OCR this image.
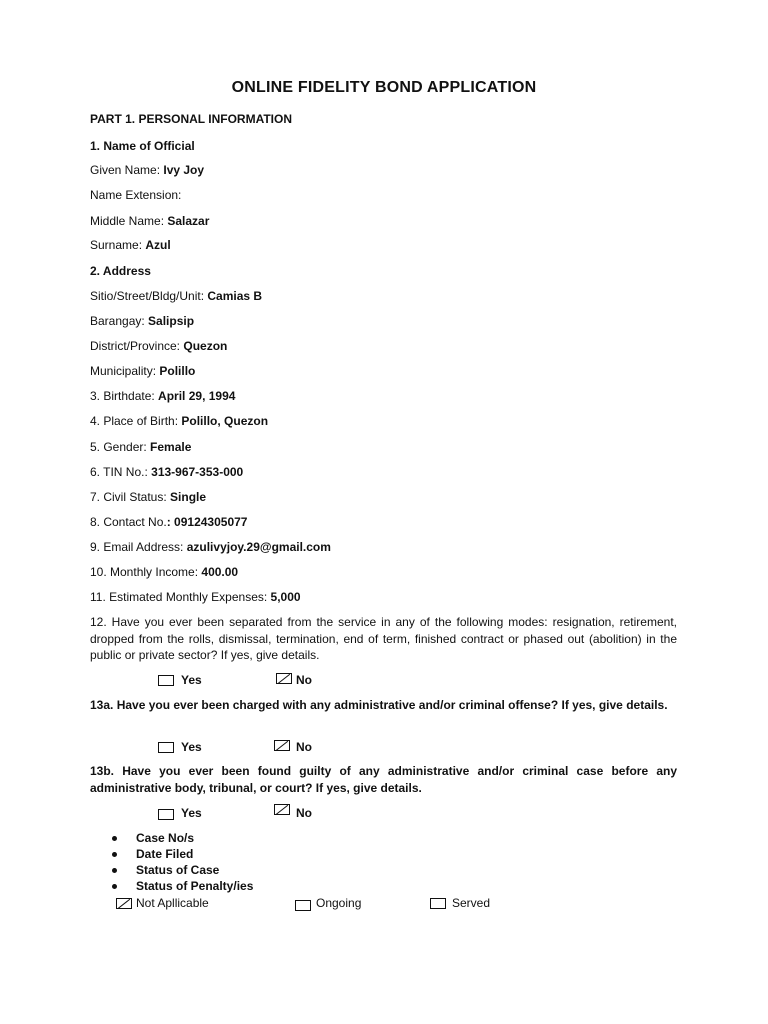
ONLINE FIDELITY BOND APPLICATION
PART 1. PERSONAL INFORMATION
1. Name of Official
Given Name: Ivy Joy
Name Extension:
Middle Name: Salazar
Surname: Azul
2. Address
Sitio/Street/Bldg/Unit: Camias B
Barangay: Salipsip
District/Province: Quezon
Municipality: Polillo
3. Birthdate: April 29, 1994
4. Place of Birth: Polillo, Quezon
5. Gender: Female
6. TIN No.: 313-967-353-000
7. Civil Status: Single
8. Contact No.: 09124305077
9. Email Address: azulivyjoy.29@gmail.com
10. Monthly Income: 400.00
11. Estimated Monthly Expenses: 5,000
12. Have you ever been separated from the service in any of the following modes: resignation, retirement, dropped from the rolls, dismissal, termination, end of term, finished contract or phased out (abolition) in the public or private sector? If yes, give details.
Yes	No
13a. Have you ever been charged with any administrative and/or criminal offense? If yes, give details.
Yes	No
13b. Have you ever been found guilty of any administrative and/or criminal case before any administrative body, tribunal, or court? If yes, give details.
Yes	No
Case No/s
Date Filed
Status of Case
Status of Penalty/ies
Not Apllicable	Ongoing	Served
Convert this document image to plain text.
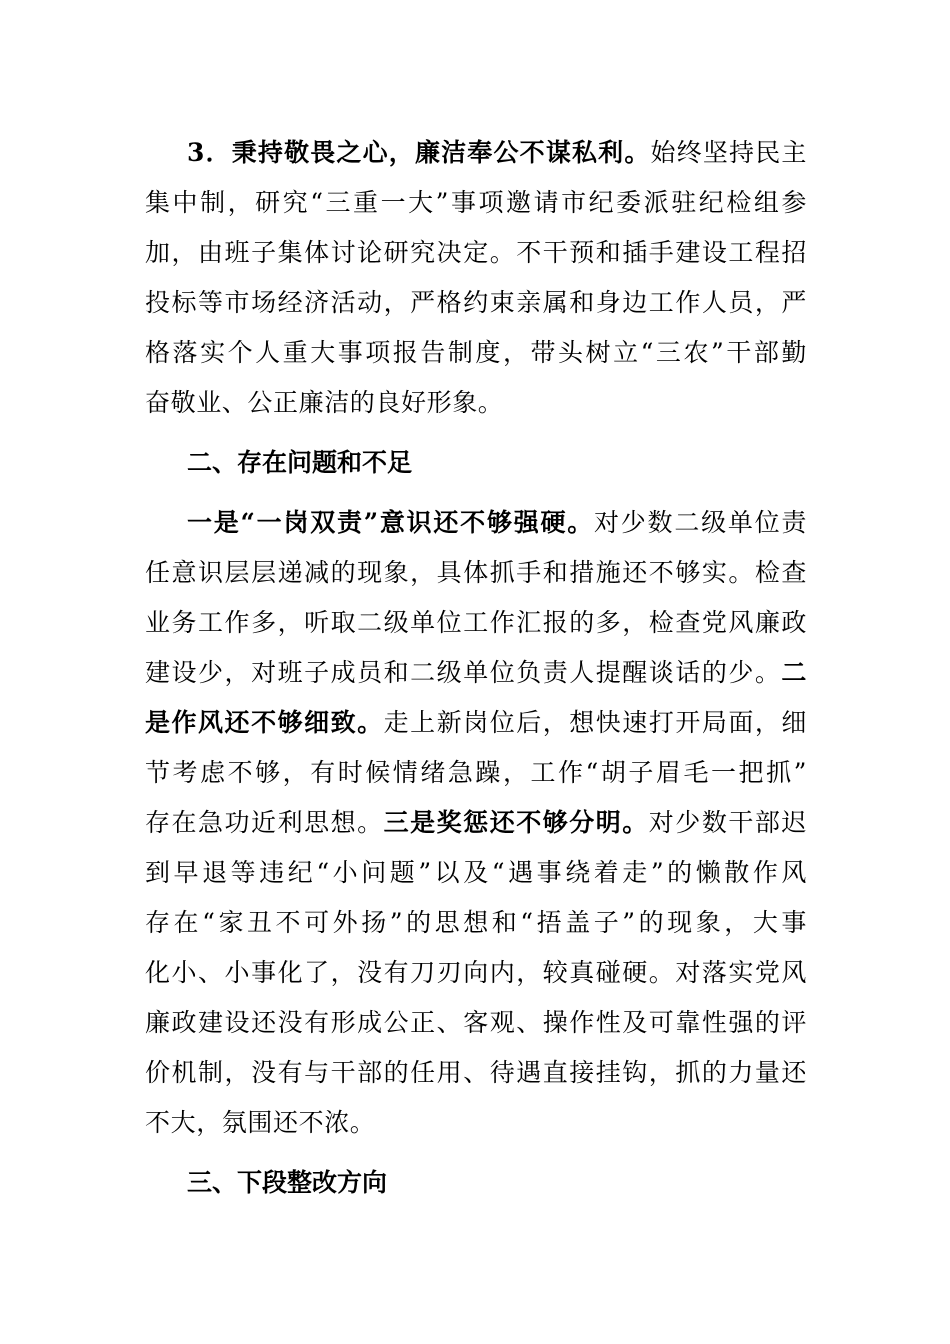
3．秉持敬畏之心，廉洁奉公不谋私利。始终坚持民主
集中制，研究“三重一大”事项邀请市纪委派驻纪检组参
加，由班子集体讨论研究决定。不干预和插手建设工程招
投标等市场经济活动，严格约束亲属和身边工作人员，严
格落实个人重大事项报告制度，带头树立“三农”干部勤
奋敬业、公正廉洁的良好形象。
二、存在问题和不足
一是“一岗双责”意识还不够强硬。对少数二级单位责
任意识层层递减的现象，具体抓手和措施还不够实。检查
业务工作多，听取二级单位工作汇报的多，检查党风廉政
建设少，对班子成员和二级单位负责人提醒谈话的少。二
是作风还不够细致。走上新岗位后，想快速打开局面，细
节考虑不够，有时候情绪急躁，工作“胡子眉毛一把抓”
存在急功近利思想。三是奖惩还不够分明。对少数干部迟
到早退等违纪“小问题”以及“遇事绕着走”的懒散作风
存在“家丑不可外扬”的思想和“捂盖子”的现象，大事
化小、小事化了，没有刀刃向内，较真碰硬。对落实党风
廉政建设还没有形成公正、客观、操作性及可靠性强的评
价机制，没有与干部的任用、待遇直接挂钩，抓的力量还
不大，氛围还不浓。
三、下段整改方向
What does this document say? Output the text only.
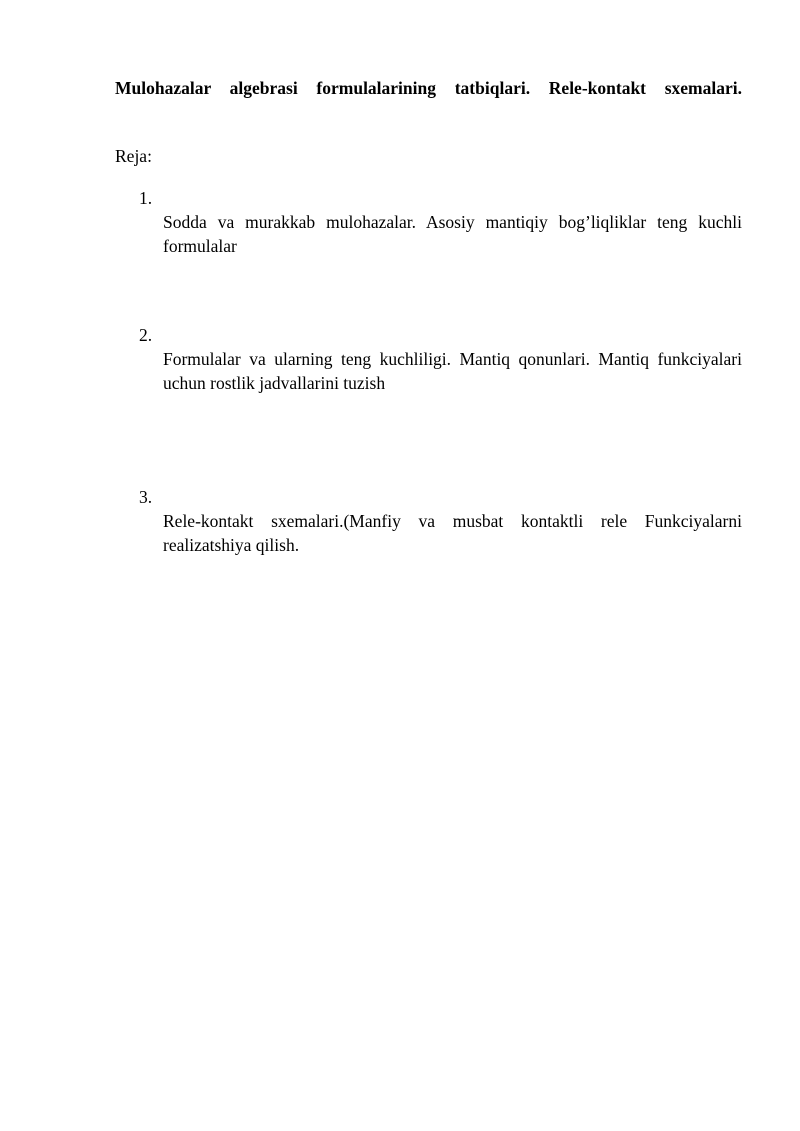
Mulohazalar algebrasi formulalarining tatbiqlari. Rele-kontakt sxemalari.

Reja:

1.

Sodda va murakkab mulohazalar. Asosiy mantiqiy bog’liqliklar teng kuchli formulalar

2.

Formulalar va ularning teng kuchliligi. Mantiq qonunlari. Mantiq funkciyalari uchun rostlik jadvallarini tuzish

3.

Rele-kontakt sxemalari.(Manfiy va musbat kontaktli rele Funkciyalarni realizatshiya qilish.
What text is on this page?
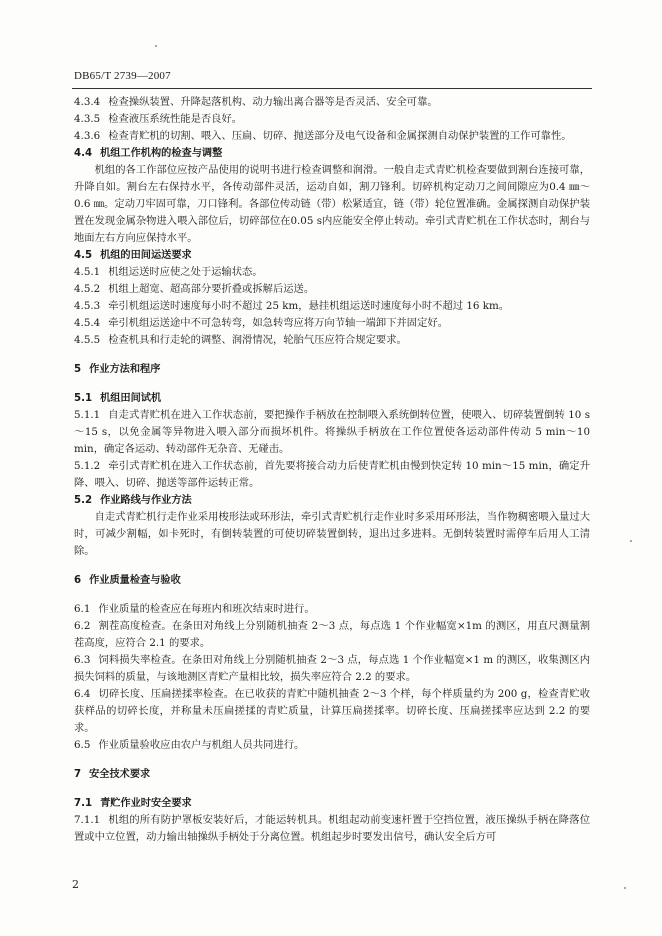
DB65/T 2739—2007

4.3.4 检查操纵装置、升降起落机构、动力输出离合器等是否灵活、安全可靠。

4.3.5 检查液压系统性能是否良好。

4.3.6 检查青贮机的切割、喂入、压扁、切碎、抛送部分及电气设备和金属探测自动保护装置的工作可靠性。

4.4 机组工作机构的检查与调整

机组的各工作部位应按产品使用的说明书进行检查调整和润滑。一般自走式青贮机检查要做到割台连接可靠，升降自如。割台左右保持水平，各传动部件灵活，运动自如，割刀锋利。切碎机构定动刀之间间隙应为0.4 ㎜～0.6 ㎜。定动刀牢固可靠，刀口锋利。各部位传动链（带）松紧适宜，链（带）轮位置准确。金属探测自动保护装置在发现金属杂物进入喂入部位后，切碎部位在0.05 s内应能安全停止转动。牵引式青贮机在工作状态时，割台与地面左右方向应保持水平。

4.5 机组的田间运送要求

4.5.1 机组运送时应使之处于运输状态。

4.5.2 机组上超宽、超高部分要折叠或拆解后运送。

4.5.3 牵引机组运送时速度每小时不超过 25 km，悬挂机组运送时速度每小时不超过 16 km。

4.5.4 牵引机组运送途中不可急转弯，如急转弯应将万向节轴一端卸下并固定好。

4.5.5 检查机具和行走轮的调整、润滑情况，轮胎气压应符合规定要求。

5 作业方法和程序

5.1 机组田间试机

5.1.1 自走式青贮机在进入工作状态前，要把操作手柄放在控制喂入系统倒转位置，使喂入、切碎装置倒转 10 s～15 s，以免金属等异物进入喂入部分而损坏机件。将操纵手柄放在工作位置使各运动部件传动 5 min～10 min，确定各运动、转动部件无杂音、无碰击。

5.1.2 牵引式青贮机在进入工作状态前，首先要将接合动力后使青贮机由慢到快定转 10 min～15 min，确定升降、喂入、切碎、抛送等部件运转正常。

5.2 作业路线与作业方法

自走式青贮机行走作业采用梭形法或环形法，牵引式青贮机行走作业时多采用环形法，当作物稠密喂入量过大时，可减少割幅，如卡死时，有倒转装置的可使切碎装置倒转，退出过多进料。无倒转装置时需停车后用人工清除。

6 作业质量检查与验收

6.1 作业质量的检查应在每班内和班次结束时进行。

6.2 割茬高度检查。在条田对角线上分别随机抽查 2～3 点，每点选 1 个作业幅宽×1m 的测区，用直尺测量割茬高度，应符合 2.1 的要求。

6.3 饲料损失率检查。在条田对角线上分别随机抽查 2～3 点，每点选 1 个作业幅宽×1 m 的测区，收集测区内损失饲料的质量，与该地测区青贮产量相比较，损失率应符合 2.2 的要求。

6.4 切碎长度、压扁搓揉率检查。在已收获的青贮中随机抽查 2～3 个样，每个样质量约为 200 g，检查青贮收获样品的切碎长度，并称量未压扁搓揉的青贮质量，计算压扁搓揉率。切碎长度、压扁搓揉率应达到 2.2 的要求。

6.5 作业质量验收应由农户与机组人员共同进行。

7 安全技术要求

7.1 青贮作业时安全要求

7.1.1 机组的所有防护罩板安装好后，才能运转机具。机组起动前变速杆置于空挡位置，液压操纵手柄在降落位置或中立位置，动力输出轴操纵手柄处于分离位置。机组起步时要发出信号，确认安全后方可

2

Objective =
Copy down every line of the material above that includes the string "document".

Exercise result =
Convert this document image to plain text.
What does this document say? Output the text only.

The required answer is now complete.